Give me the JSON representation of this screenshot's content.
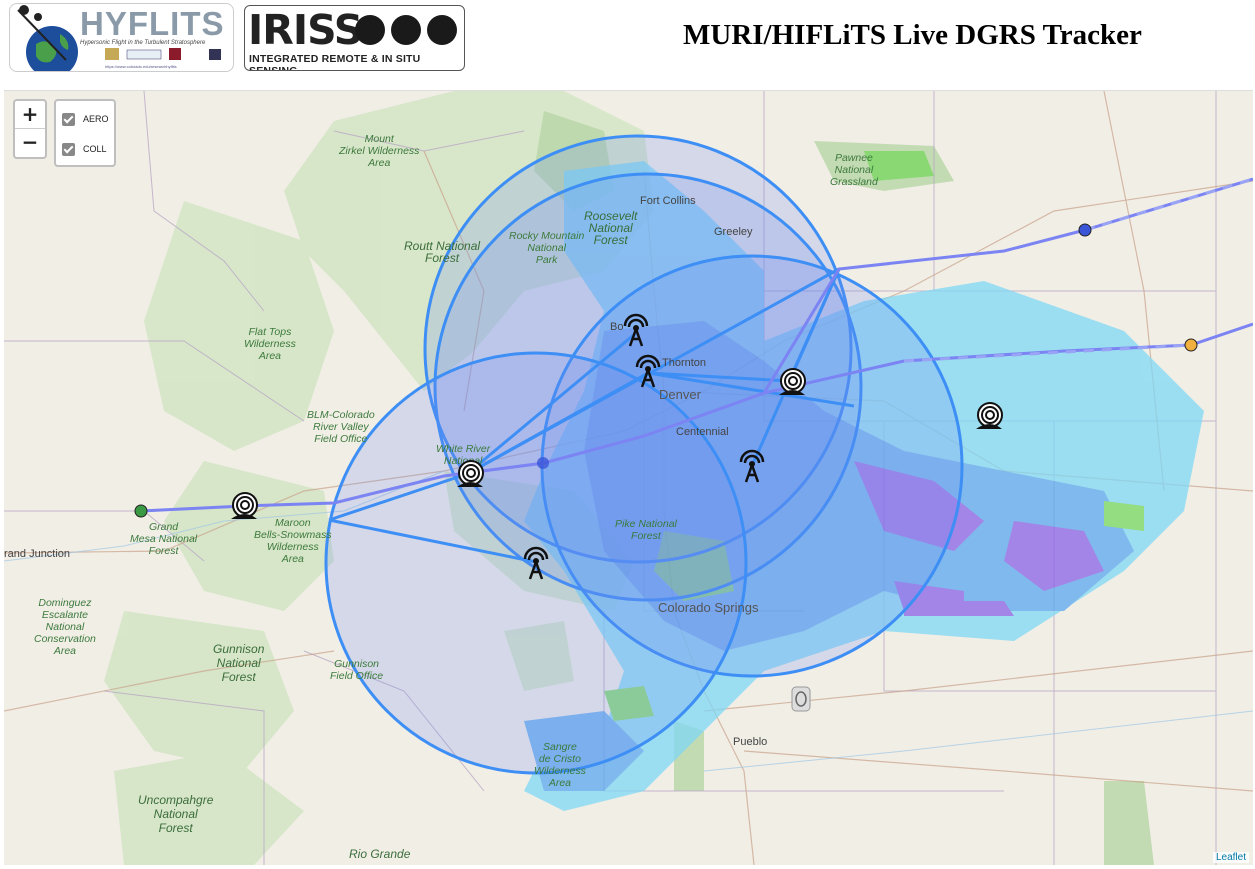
{
  "header": {
    "title": "MURI/HIFLiTS Live DGRS Tracker",
    "hyflits_logo": {
      "word": "HYFLITS",
      "tagline": "Hypersonic Flight in the Turbulent Stratosphere",
      "url": "https://www.colorado.edu/researchhyflits"
    },
    "iriss_logo": {
      "word": "IRISS",
      "subtitle": "INTEGRATED REMOTE & IN SITU SENSING"
    }
  },
  "map": {
    "zoom_in": "+",
    "zoom_out": "−",
    "layers": [
      {
        "label": "AERO",
        "checked": true
      },
      {
        "label": "COLL",
        "checked": true
      }
    ],
    "attribution": "Leaflet",
    "labels": {
      "mount_zirkel": [
        "Mount",
        "Zirkel Wilderness",
        "Area"
      ],
      "routt": [
        "Routt National",
        "Forest"
      ],
      "rmnp": [
        "Rocky Mountain",
        "National",
        "Park"
      ],
      "roosevelt": [
        "Roosevelt",
        "National",
        "Forest"
      ],
      "pawnee": [
        "Pawnee",
        "National",
        "Grassland"
      ],
      "flat_tops": [
        "Flat Tops",
        "Wilderness",
        "Area"
      ],
      "blm": [
        "BLM-Colorado",
        "River Valley",
        "Field Office"
      ],
      "white_river": [
        "White River",
        "National"
      ],
      "maroon": [
        "Maroon",
        "Bells-Snowmass",
        "Wilderness",
        "Area"
      ],
      "grand_mesa": [
        "Grand",
        "Mesa National",
        "Forest"
      ],
      "dominguez": [
        "Dominguez",
        "Escalante",
        "National",
        "Conservation",
        "Area"
      ],
      "gunnison_nf": [
        "Gunnison",
        "National",
        "Forest"
      ],
      "gunnison_fo": [
        "Gunnison",
        "Field Office"
      ],
      "pike": [
        "Pike National",
        "Forest"
      ],
      "sangre": [
        "Sangre",
        "de Cristo",
        "Wilderness",
        "Area"
      ],
      "uncompahgre": [
        "Uncompahgre",
        "National",
        "Forest"
      ],
      "rio_grande": [
        "Rio Grande"
      ]
    },
    "cities": {
      "fort_collins": "Fort Collins",
      "greeley": "Greeley",
      "boulder": "Bo",
      "thornton": "Thornton",
      "denver": "Denver",
      "centennial": "Centennial",
      "colorado_springs": "Colorado Springs",
      "pueblo": "Pueblo",
      "grand_junction": "rand Junction"
    },
    "colors": {
      "track": "#6f7cf0",
      "coverage_fill": "#6f8ff2",
      "coverage_stroke": "#3d8ef5",
      "radar_light": "#7fd8f5",
      "radar_mid": "#5aa8f0",
      "radar_heavy": "#8a62e8",
      "radar_green": "#76d860",
      "marker_green": "#3a9a44",
      "marker_blue": "#3a55d8",
      "marker_orange": "#f0b040"
    }
  }
}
□ □ □ □ □ □ □
## [Given exercise]
Output the material word for word, omitting its pictures.

## [Written solution]
Give me the JSON representation of this screenshot's content.
{
  "header": {
    "title": "MURI/HIFLiTS Live DGRS Tracker",
    "hyflits_logo": {
      "word": "HYFLITS",
      "tagline": "Hypersonic Flight in the Turbulent Stratosphere",
      "url": "https://www.colorado.edu/researchhyflits"
    },
    "iriss_logo": {
      "word": "IRISS",
      "subtitle": "INTEGRATED REMOTE & IN SITU SENSING"
    }
  },
  "map": {
    "zoom_in": "+",
    "zoom_out": "−",
    "layers": [
      {
        "label": "AERO",
        "checked": true
      },
      {
        "label": "COLL",
        "checked": true
      }
    ],
    "attribution": "Leaflet",
    "labels": {
      "mount_zirkel": [
        "Mount",
        "Zirkel Wilderness",
        "Area"
      ],
      "routt": [
        "Routt National",
        "Forest"
      ],
      "rmnp": [
        "Rocky Mountain",
        "National",
        "Park"
      ],
      "roosevelt": [
        "Roosevelt",
        "National",
        "Forest"
      ],
      "pawnee": [
        "Pawnee",
        "National",
        "Grassland"
      ],
      "flat_tops": [
        "Flat Tops",
        "Wilderness",
        "Area"
      ],
      "blm": [
        "BLM-Colorado",
        "River Valley",
        "Field Office"
      ],
      "white_river": [
        "White River",
        "National"
      ],
      "maroon": [
        "Maroon",
        "Bells-Snowmass",
        "Wilderness",
        "Area"
      ],
      "grand_mesa": [
        "Grand",
        "Mesa National",
        "Forest"
      ],
      "dominguez": [
        "Dominguez",
        "Escalante",
        "National",
        "Conservation",
        "Area"
      ],
      "gunnison_nf": [
        "Gunnison",
        "National",
        "Forest"
      ],
      "gunnison_fo": [
        "Gunnison",
        "Field Office"
      ],
      "pike": [
        "Pike National",
        "Forest"
      ],
      "sangre": [
        "Sangre",
        "de Cristo",
        "Wilderness",
        "Area"
      ],
      "uncompahgre": [
        "Uncompahgre",
        "National",
        "Forest"
      ],
      "rio_grande": [
        "Rio Grande"
      ]
    },
    "cities": {
      "fort_collins": "Fort Collins",
      "greeley": "Greeley",
      "boulder": "Bo",
      "thornton": "Thornton",
      "denver": "Denver",
      "centennial": "Centennial",
      "colorado_springs": "Colorado Springs",
      "pueblo": "Pueblo",
      "grand_junction": "rand Junction"
    },
    "colors": {
      "track": "#6f7cf0",
      "coverage_fill": "#6f8ff2",
      "coverage_stroke": "#3d8ef5",
      "radar_light": "#7fd8f5",
      "radar_mid": "#5aa8f0",
      "radar_heavy": "#8a62e8",
      "radar_green": "#76d860",
      "marker_green": "#3a9a44",
      "marker_blue": "#3a55d8",
      "marker_orange": "#f0b040"
    }
  }
}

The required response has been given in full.